### STORED DATA
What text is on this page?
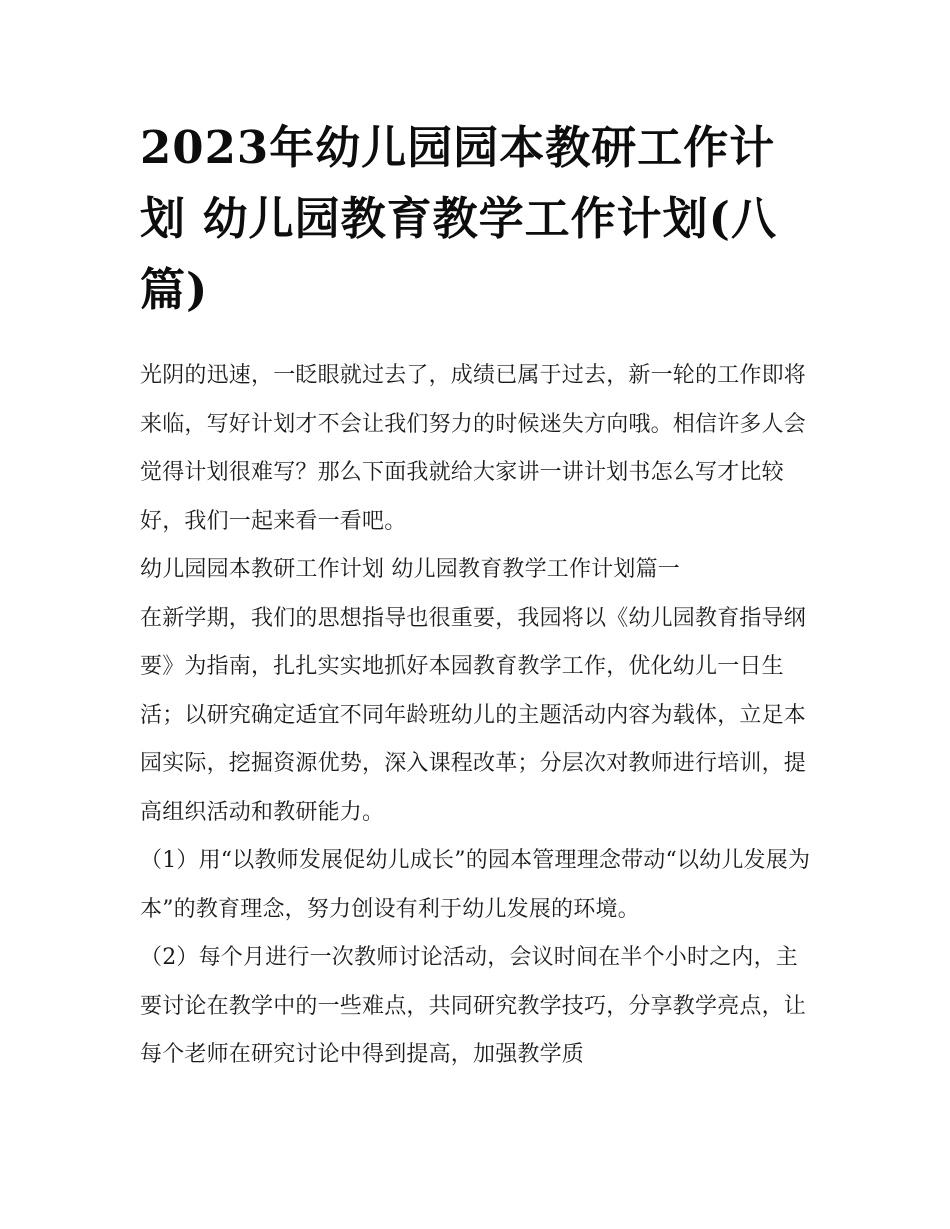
2023年幼儿园园本教研工作计划 幼儿园教育教学工作计划(八篇)

光阴的迅速，一眨眼就过去了，成绩已属于过去，新一轮的工作即将来临，写好计划才不会让我们努力的时候迷失方向哦。相信许多人会觉得计划很难写？那么下面我就给大家讲一讲计划书怎么写才比较好，我们一起来看一看吧。

幼儿园园本教研工作计划 幼儿园教育教学工作计划篇一

在新学期，我们的思想指导也很重要，我园将以《幼儿园教育指导纲要》为指南，扎扎实实地抓好本园教育教学工作，优化幼儿一日生活；以研究确定适宜不同年龄班幼儿的主题活动内容为载体，立足本园实际，挖掘资源优势，深入课程改革；分层次对教师进行培训，提高组织活动和教研能力。

（1）用“以教师发展促幼儿成长”的园本管理理念带动“以幼儿发展为本”的教育理念，努力创设有利于幼儿发展的环境。

（2）每个月进行一次教师讨论活动，会议时间在半个小时之内，主要讨论在教学中的一些难点，共同研究教学技巧，分享教学亮点，让每个老师在研究讨论中得到提高，加强教学质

### THE PROBLEM
The records above must be echoed exactly, minus their pictures.

### FINAL RESULT
What text is on this page?
2023年幼儿园园本教研工作计划 幼儿园教育教学工作计划(八篇)

光阴的迅速，一眨眼就过去了，成绩已属于过去，新一轮的工作即将来临，写好计划才不会让我们努力的时候迷失方向哦。相信许多人会觉得计划很难写？那么下面我就给大家讲一讲计划书怎么写才比较好，我们一起来看一看吧。

幼儿园园本教研工作计划 幼儿园教育教学工作计划篇一

在新学期，我们的思想指导也很重要，我园将以《幼儿园教育指导纲要》为指南，扎扎实实地抓好本园教育教学工作，优化幼儿一日生活；以研究确定适宜不同年龄班幼儿的主题活动内容为载体，立足本园实际，挖掘资源优势，深入课程改革；分层次对教师进行培训，提高组织活动和教研能力。

（1）用“以教师发展促幼儿成长”的园本管理理念带动“以幼儿发展为本”的教育理念，努力创设有利于幼儿发展的环境。

（2）每个月进行一次教师讨论活动，会议时间在半个小时之内，主要讨论在教学中的一些难点，共同研究教学技巧，分享教学亮点，让每个老师在研究讨论中得到提高，加强教学质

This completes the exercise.